**REQUEST**
Below is a listing; reproduce each line of it exactly.

[Records from a data source]
● ● ● ●
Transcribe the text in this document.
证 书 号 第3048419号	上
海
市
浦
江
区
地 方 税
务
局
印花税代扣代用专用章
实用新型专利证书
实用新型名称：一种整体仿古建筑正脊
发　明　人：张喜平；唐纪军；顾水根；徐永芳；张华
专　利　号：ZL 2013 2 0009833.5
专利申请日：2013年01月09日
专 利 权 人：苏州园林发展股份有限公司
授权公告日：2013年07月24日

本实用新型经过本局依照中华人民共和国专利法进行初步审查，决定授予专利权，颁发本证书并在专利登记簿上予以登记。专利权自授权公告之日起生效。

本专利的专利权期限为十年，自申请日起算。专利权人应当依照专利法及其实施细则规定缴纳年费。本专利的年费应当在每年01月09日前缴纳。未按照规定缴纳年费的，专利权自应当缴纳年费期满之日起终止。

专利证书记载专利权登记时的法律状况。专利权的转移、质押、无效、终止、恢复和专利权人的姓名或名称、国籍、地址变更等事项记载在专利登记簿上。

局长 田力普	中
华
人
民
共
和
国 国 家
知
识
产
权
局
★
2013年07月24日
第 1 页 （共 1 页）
● ● ● ●
**ANSWER TO THIS TASK**
Transcribe the text in this document.
证 书 号 第3048419号	上
海
市
浦
江
区
地 方 税
务
局
印花税代扣代用专用章
实用新型专利证书
实用新型名称：一种整体仿古建筑正脊
发　明　人：张喜平；唐纪军；顾水根；徐永芳；张华
专　利　号：ZL 2013 2 0009833.5
专利申请日：2013年01月09日
专 利 权 人：苏州园林发展股份有限公司
授权公告日：2013年07月24日

本实用新型经过本局依照中华人民共和国专利法进行初步审查，决定授予专利权，颁发本证书并在专利登记簿上予以登记。专利权自授权公告之日起生效。

本专利的专利权期限为十年，自申请日起算。专利权人应当依照专利法及其实施细则规定缴纳年费。本专利的年费应当在每年01月09日前缴纳。未按照规定缴纳年费的，专利权自应当缴纳年费期满之日起终止。

专利证书记载专利权登记时的法律状况。专利权的转移、质押、无效、终止、恢复和专利权人的姓名或名称、国籍、地址变更等事项记载在专利登记簿上。

局长 田力普	中
华
人
民
共
和
国 国 家
知
识
产
权
局
★
2013年07月24日
第 1 页 （共 1 页）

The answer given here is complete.